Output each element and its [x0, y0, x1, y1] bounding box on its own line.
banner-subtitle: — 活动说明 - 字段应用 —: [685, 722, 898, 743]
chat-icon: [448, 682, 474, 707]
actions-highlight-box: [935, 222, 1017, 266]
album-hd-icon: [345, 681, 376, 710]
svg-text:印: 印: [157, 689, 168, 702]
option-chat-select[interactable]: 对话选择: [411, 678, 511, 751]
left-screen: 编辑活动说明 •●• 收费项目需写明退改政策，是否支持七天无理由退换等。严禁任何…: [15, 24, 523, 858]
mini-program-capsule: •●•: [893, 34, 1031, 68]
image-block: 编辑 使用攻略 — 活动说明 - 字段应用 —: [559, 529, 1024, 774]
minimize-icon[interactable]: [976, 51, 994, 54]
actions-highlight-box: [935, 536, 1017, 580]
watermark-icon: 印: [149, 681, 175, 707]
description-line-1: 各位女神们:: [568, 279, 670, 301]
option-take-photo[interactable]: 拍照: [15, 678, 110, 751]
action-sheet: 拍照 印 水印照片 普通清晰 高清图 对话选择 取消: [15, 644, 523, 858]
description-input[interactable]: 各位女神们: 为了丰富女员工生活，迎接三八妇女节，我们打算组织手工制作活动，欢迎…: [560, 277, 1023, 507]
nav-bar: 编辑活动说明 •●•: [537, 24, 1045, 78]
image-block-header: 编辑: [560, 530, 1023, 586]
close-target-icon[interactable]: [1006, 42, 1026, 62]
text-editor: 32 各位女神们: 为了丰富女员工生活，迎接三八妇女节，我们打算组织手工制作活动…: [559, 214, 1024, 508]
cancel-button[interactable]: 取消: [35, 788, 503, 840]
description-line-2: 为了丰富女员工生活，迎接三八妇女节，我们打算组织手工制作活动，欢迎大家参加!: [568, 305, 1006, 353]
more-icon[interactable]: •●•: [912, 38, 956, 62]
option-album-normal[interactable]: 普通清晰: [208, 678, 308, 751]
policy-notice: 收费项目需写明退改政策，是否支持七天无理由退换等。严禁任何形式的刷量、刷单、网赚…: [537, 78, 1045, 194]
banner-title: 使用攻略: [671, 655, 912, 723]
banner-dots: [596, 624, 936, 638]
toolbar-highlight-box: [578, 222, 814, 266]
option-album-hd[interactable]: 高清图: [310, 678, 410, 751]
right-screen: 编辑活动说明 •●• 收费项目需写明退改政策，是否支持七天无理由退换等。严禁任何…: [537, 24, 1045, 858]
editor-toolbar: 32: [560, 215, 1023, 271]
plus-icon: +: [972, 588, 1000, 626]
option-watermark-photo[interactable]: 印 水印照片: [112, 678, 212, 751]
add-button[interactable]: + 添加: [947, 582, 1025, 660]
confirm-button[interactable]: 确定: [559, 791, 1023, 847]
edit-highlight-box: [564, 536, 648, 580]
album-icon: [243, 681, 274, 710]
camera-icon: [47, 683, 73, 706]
---------------
**Given request**
Copy the material above line for line, changing nothing.

**Task answer**
Output each element and its [x0, y0, x1, y1] bounding box on its own line.
banner-subtitle: — 活动说明 - 字段应用 —: [685, 722, 898, 743]
chat-icon: [448, 682, 474, 707]
actions-highlight-box: [935, 222, 1017, 266]
album-hd-icon: [345, 681, 376, 710]
svg-text:印: 印: [157, 689, 168, 702]
option-chat-select[interactable]: 对话选择: [411, 678, 511, 751]
left-screen: 编辑活动说明 •●• 收费项目需写明退改政策，是否支持七天无理由退换等。严禁任何…: [15, 24, 523, 858]
mini-program-capsule: •●•: [893, 34, 1031, 68]
image-block: 编辑 使用攻略 — 活动说明 - 字段应用 —: [559, 529, 1024, 774]
minimize-icon[interactable]: [976, 51, 994, 54]
actions-highlight-box: [935, 536, 1017, 580]
watermark-icon: 印: [149, 681, 175, 707]
description-line-1: 各位女神们:: [568, 279, 670, 301]
option-take-photo[interactable]: 拍照: [15, 678, 110, 751]
action-sheet: 拍照 印 水印照片 普通清晰 高清图 对话选择 取消: [15, 644, 523, 858]
description-input[interactable]: 各位女神们: 为了丰富女员工生活，迎接三八妇女节，我们打算组织手工制作活动，欢迎…: [560, 277, 1023, 507]
nav-bar: 编辑活动说明 •●•: [537, 24, 1045, 78]
image-block-header: 编辑: [560, 530, 1023, 586]
close-target-icon[interactable]: [1006, 42, 1026, 62]
text-editor: 32 各位女神们: 为了丰富女员工生活，迎接三八妇女节，我们打算组织手工制作活动…: [559, 214, 1024, 508]
cancel-button[interactable]: 取消: [35, 788, 503, 840]
description-line-2: 为了丰富女员工生活，迎接三八妇女节，我们打算组织手工制作活动，欢迎大家参加!: [568, 305, 1006, 353]
more-icon[interactable]: •●•: [912, 38, 956, 62]
option-album-normal[interactable]: 普通清晰: [208, 678, 308, 751]
policy-notice: 收费项目需写明退改政策，是否支持七天无理由退换等。严禁任何形式的刷量、刷单、网赚…: [537, 78, 1045, 194]
banner-title: 使用攻略: [671, 655, 912, 723]
banner-dots: [596, 624, 936, 638]
toolbar-highlight-box: [578, 222, 814, 266]
option-album-hd[interactable]: 高清图: [310, 678, 410, 751]
right-screen: 编辑活动说明 •●• 收费项目需写明退改政策，是否支持七天无理由退换等。严禁任何…: [537, 24, 1045, 858]
editor-toolbar: 32: [560, 215, 1023, 271]
plus-icon: +: [972, 588, 1000, 626]
option-watermark-photo[interactable]: 印 水印照片: [112, 678, 212, 751]
add-button[interactable]: + 添加: [947, 582, 1025, 660]
confirm-button[interactable]: 确定: [559, 791, 1023, 847]
edit-highlight-box: [564, 536, 648, 580]
album-icon: [243, 681, 274, 710]
camera-icon: [47, 683, 73, 706]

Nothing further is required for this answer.